> _PROBLEM TO SOLVE_: Drop the pictures from the entries below, then reproduce the rest exactly.
*** DATA FOR THIS EXERCISE ***
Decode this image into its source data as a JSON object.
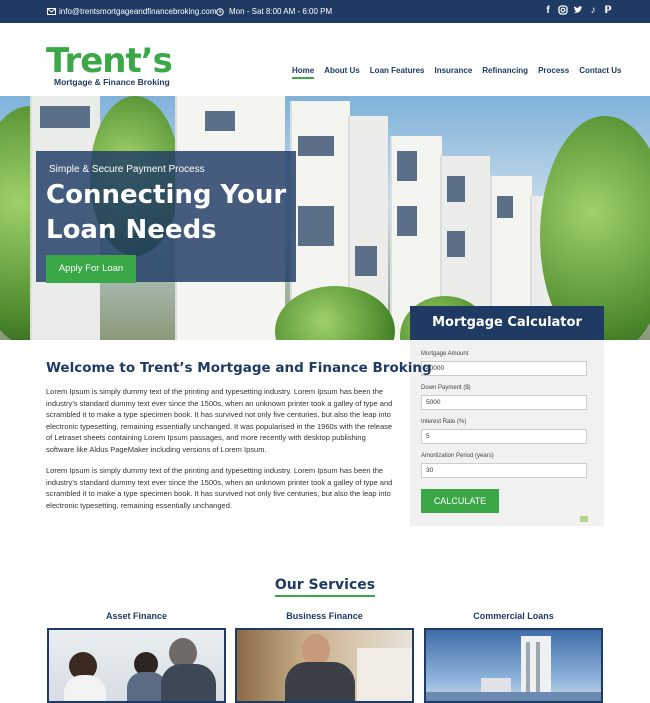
{
  "topbar": {
    "email": "info@trentsmortgageandfinancebroking.com",
    "hours": "Mon - Sat 8:00 AM - 6:00 PM",
    "social": [
      "facebook-icon",
      "instagram-icon",
      "twitter-icon",
      "tiktok-icon",
      "pinterest-icon"
    ]
  },
  "logo": {
    "brand": "Trent’s",
    "sub": "Mortgage & Finance Broking"
  },
  "nav": {
    "items": [
      "Home",
      "About Us",
      "Loan Features",
      "Insurance",
      "Refinancing",
      "Process",
      "Contact Us"
    ],
    "active": "Home"
  },
  "hero": {
    "kicker": "Simple & Secure Payment Process",
    "title": "Connecting Your Loan Needs",
    "cta": "Apply For Loan"
  },
  "calculator": {
    "title": "Mortgage Calculator",
    "fields": [
      {
        "label": "Mortgage Amount",
        "value": "40000"
      },
      {
        "label": "Down Payment ($)",
        "value": "5000"
      },
      {
        "label": "Interest Rate (%)",
        "value": "5"
      },
      {
        "label": "Amortization Period (years)",
        "value": "30"
      }
    ],
    "button": "CALCULATE"
  },
  "welcome": {
    "title": "Welcome to Trent’s Mortgage and Finance Broking",
    "p1": "Lorem Ipsum is simply dummy text of the printing and typesetting industry. Lorem Ipsum has been the industry’s standard dummy text ever since the 1500s, when an unknown printer took a galley of type and scrambled it to make a type specimen book. It has survived not only five centuries, but also the leap into electronic typesetting, remaining essentially unchanged. It was popularised in the 1960s with the release of Letraset sheets containing Lorem Ipsum passages, and more recently with desktop publishing software like Aldus PageMaker including versions of Lorem Ipsum.",
    "p2": "Lorem Ipsum is simply dummy text of the printing and typesetting industry. Lorem Ipsum has been the industry’s standard dummy text ever since the 1500s, when an unknown printer took a galley of type and scrambled it to make a type specimen book. It has survived not only five centuries, but also the leap into electronic typesetting, remaining essentially unchanged."
  },
  "services": {
    "title": "Our Services",
    "items": [
      "Asset Finance",
      "Business Finance",
      "Commercial Loans"
    ]
  },
  "colors": {
    "navy": "#1f3b63",
    "green": "#3aa847"
  }
}
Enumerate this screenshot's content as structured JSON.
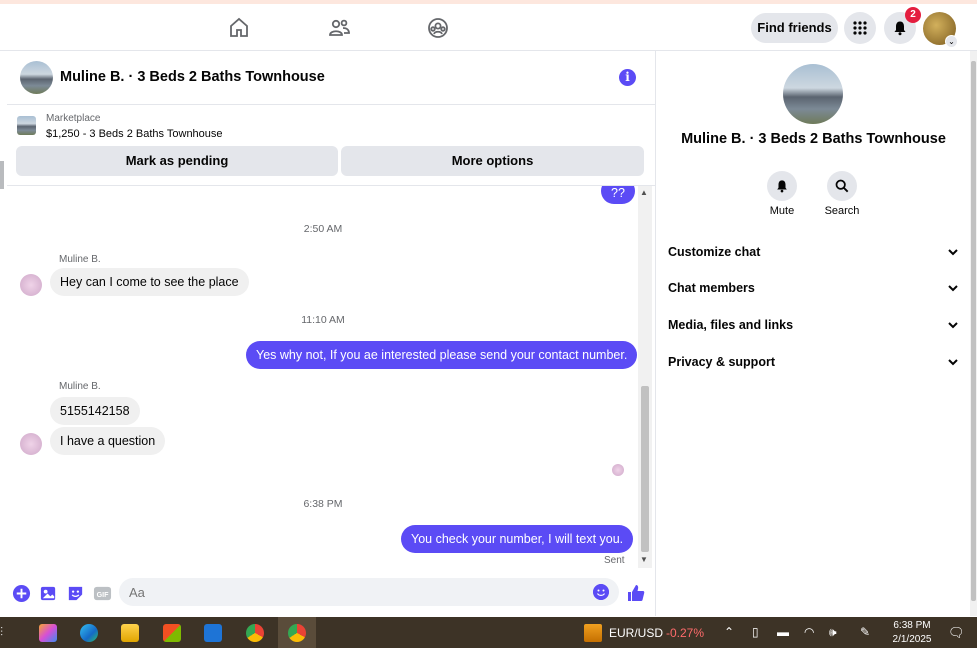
{
  "topnav": {
    "find_friends": "Find friends",
    "notification_count": "2"
  },
  "chat": {
    "title": "Muline B. · 3 Beds 2 Baths Townhouse",
    "marketplace_label": "Marketplace",
    "listing": "$1,250 - 3 Beds 2 Baths Townhouse",
    "mark_pending": "Mark as pending",
    "more_options": "More options"
  },
  "messages": {
    "partial_out": "??",
    "time1": "2:50 AM",
    "sender1": "Muline B.",
    "msg1": "Hey can I come to see the place",
    "time2": "11:10 AM",
    "msg2": "Yes why not, If you ae interested please send your contact number.",
    "sender2": "Muline B.",
    "msg3": "5155142158",
    "msg4": "I have a question",
    "time3": "6:38 PM",
    "msg5": "You check your number, I will text you.",
    "sent": "Sent"
  },
  "composer": {
    "placeholder": "Aa"
  },
  "right_panel": {
    "title": "Muline B. · 3 Beds 2 Baths Townhouse",
    "mute": "Mute",
    "search": "Search",
    "rows": [
      "Customize chat",
      "Chat members",
      "Media, files and links",
      "Privacy & support"
    ]
  },
  "taskbar": {
    "ticker": "EUR/USD",
    "change": "-0.27%",
    "time": "6:38 PM",
    "date": "2/1/2025"
  },
  "colors": {
    "accent": "#5b4bf5",
    "bubble_in": "#f0f0f0",
    "taskbar": "#3d3326",
    "notification": "#e41e3f"
  }
}
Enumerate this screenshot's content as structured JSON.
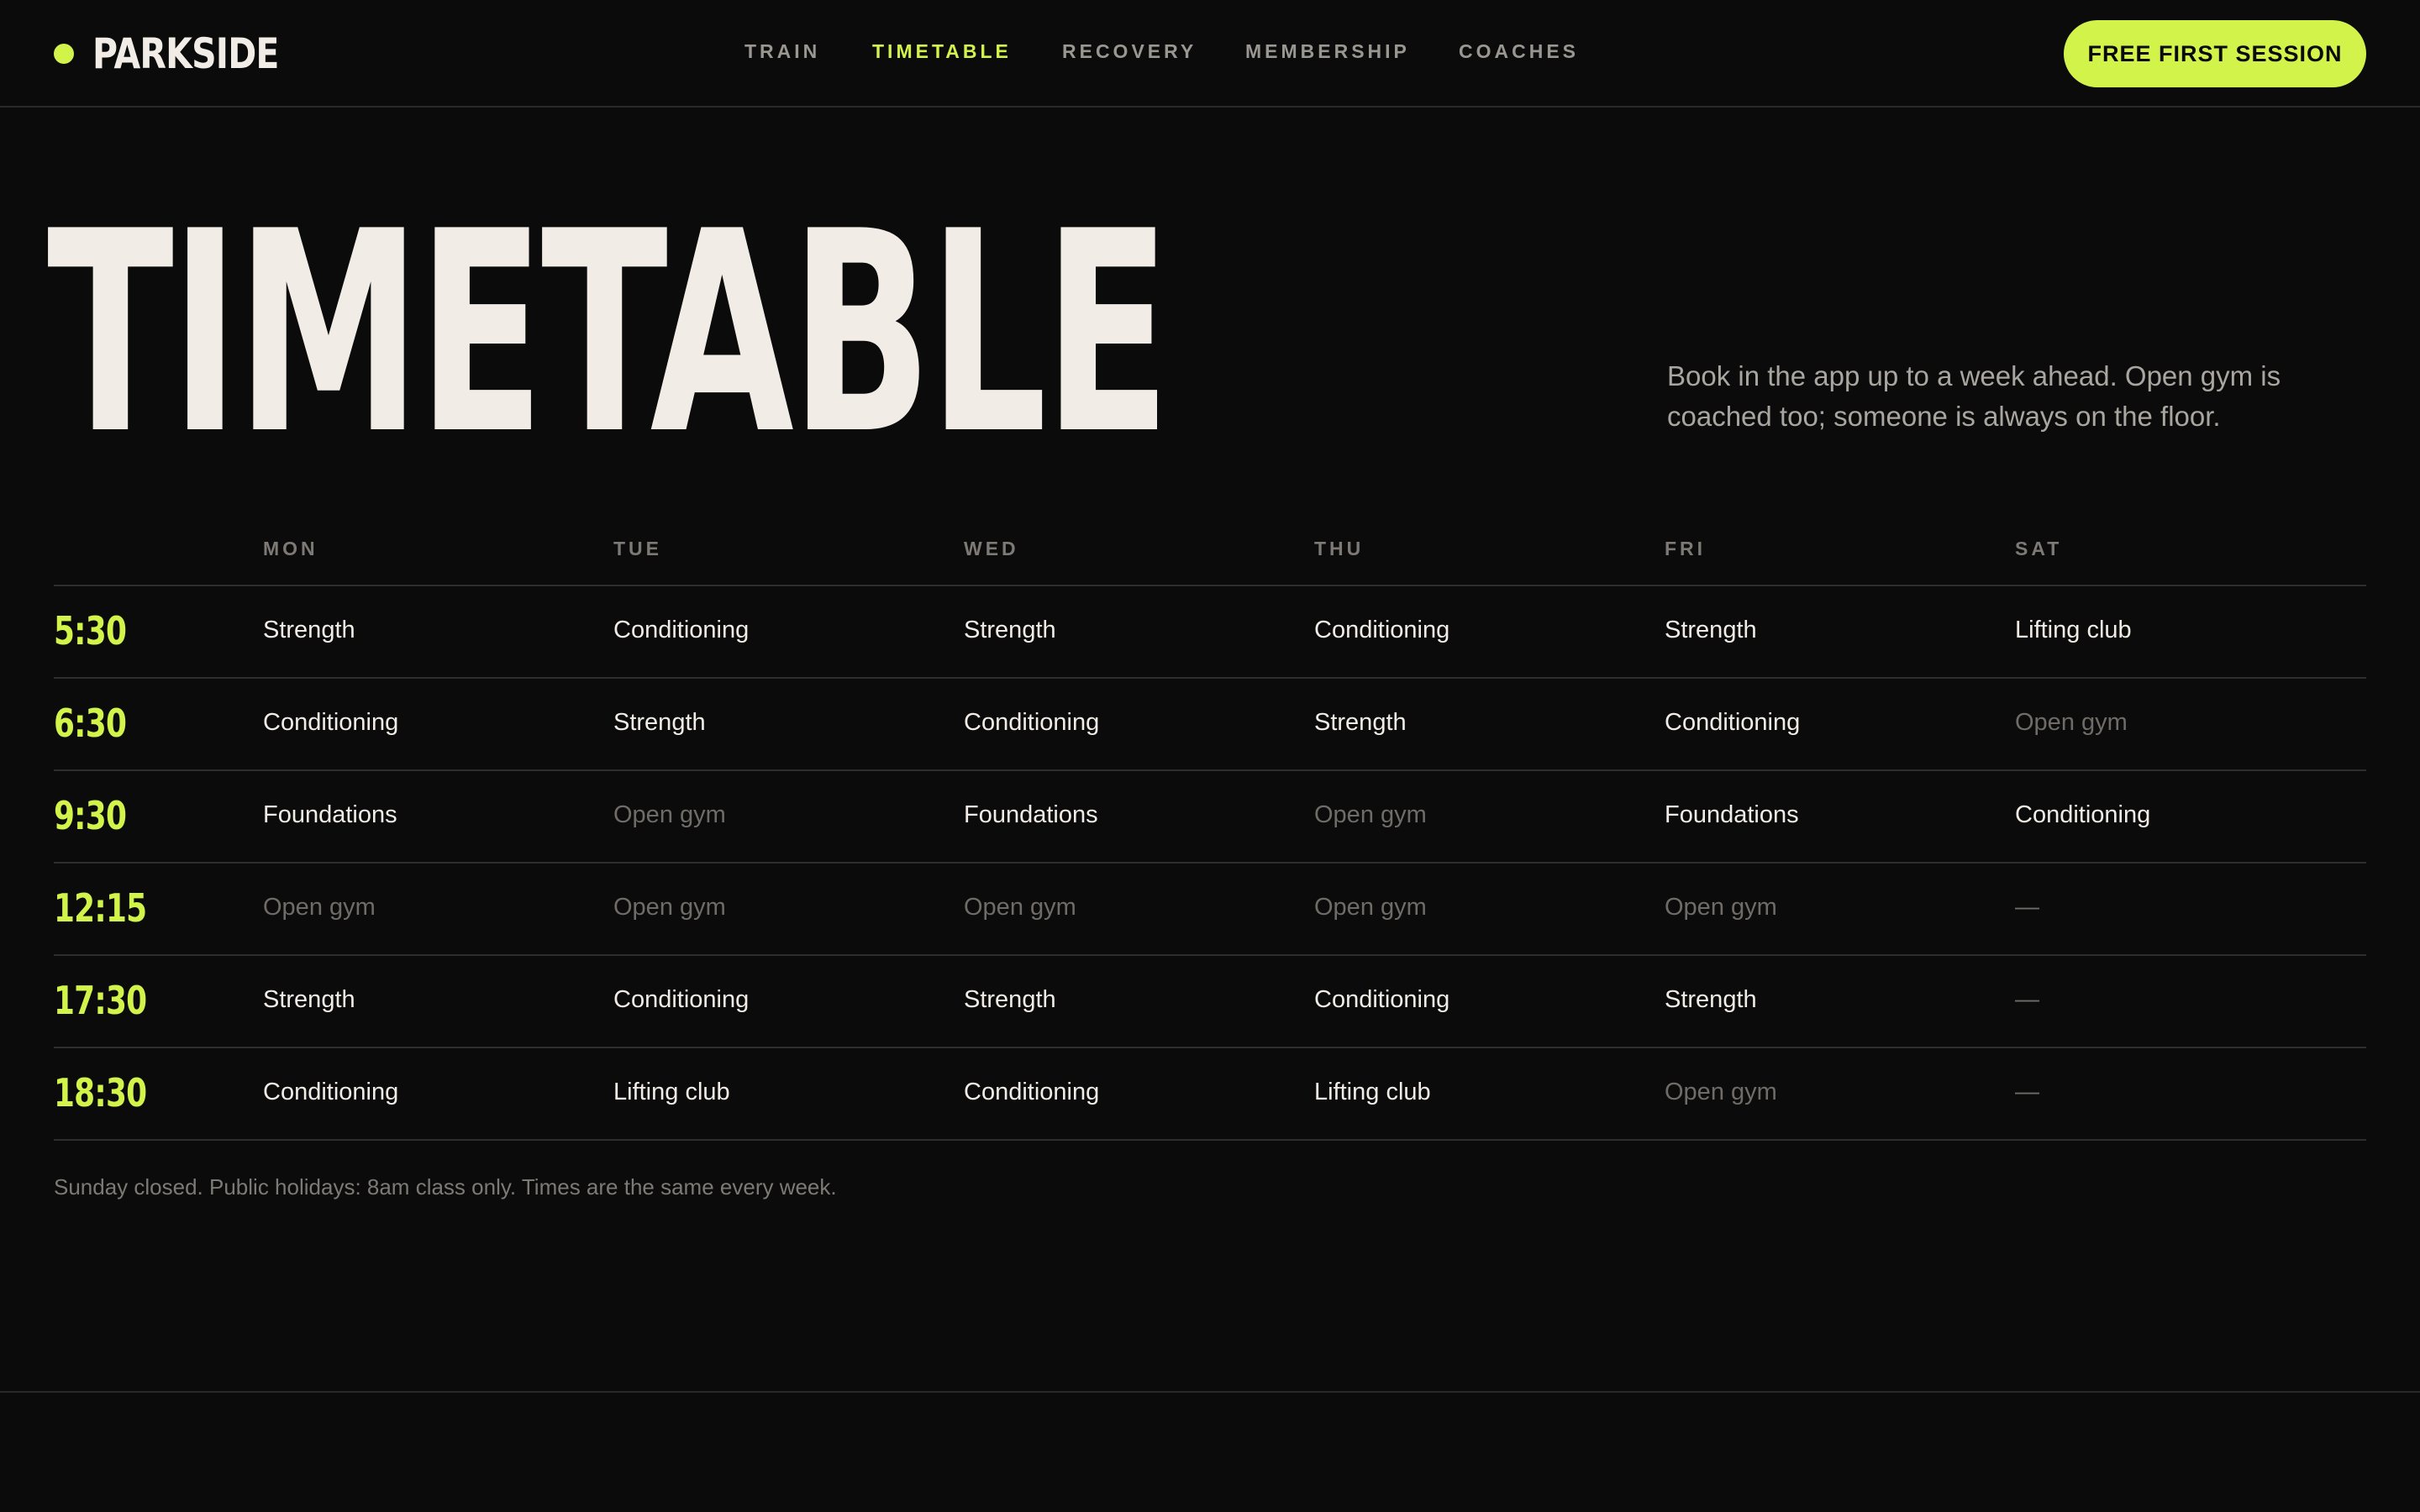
***
> _RESPONSE BELOW_:
Decode this image into its source data as a JSON object.
{
  "topbar": {
    "email": "info@trentsmortgageandfinancebroking.com",
    "hours": "Mon - Sat 8:00 AM - 6:00 PM",
    "social": [
      "facebook-icon",
      "instagram-icon",
      "twitter-icon",
      "tiktok-icon",
      "pinterest-icon"
    ]
  },
  "logo": {
    "brand": "Trent’s",
    "sub": "Mortgage & Finance Broking"
  },
  "nav": {
    "items": [
      "Home",
      "About Us",
      "Loan Features",
      "Insurance",
      "Refinancing",
      "Process",
      "Contact Us"
    ],
    "active": "Home"
  },
  "hero": {
    "kicker": "Simple & Secure Payment Process",
    "title": "Connecting Your Loan Needs",
    "cta": "Apply For Loan"
  },
  "calculator": {
    "title": "Mortgage Calculator",
    "fields": [
      {
        "label": "Mortgage Amount",
        "value": "40000"
      },
      {
        "label": "Down Payment ($)",
        "value": "5000"
      },
      {
        "label": "Interest Rate (%)",
        "value": "5"
      },
      {
        "label": "Amortization Period (years)",
        "value": "30"
      }
    ],
    "button": "CALCULATE"
  },
  "welcome": {
    "title": "Welcome to Trent’s Mortgage and Finance Broking",
    "p1": "Lorem Ipsum is simply dummy text of the printing and typesetting industry. Lorem Ipsum has been the industry’s standard dummy text ever since the 1500s, when an unknown printer took a galley of type and scrambled it to make a type specimen book. It has survived not only five centuries, but also the leap into electronic typesetting, remaining essentially unchanged. It was popularised in the 1960s with the release of Letraset sheets containing Lorem Ipsum passages, and more recently with desktop publishing software like Aldus PageMaker including versions of Lorem Ipsum.",
    "p2": "Lorem Ipsum is simply dummy text of the printing and typesetting industry. Lorem Ipsum has been the industry’s standard dummy text ever since the 1500s, when an unknown printer took a galley of type and scrambled it to make a type specimen book. It has survived not only five centuries, but also the leap into electronic typesetting, remaining essentially unchanged."
  },
  "services": {
    "title": "Our Services",
    "items": [
      "Asset Finance",
      "Business Finance",
      "Commercial Loans"
    ]
  },
  "colors": {
    "navy": "#1f3b63",
    "green": "#3aa847"
  }
}
Enumerate this screenshot's content as structured JSON.
{
  "topnav": {
    "find_friends": "Find friends",
    "notification_count": "2"
  },
  "chat": {
    "title": "Muline B. · 3 Beds 2 Baths Townhouse",
    "marketplace_label": "Marketplace",
    "listing": "$1,250 - 3 Beds 2 Baths Townhouse",
    "mark_pending": "Mark as pending",
    "more_options": "More options"
  },
  "messages": {
    "partial_out": "??",
    "time1": "2:50 AM",
    "sender1": "Muline B.",
    "msg1": "Hey can I come to see the place",
    "time2": "11:10 AM",
    "msg2": "Yes why not, If you ae interested please send your contact number.",
    "sender2": "Muline B.",
    "msg3": "5155142158",
    "msg4": "I have a question",
    "time3": "6:38 PM",
    "msg5": "You check your number, I will text you.",
    "sent": "Sent"
  },
  "composer": {
    "placeholder": "Aa"
  },
  "right_panel": {
    "title": "Muline B. · 3 Beds 2 Baths Townhouse",
    "mute": "Mute",
    "search": "Search",
    "rows": [
      "Customize chat",
      "Chat members",
      "Media, files and links",
      "Privacy & support"
    ]
  },
  "taskbar": {
    "ticker": "EUR/USD",
    "change": "-0.27%",
    "time": "6:38 PM",
    "date": "2/1/2025"
  },
  "colors": {
    "accent": "#5b4bf5",
    "bubble_in": "#f0f0f0",
    "taskbar": "#3d3326",
    "notification": "#e41e3f"
  }
}
Enumerate this screenshot's content as structured JSON.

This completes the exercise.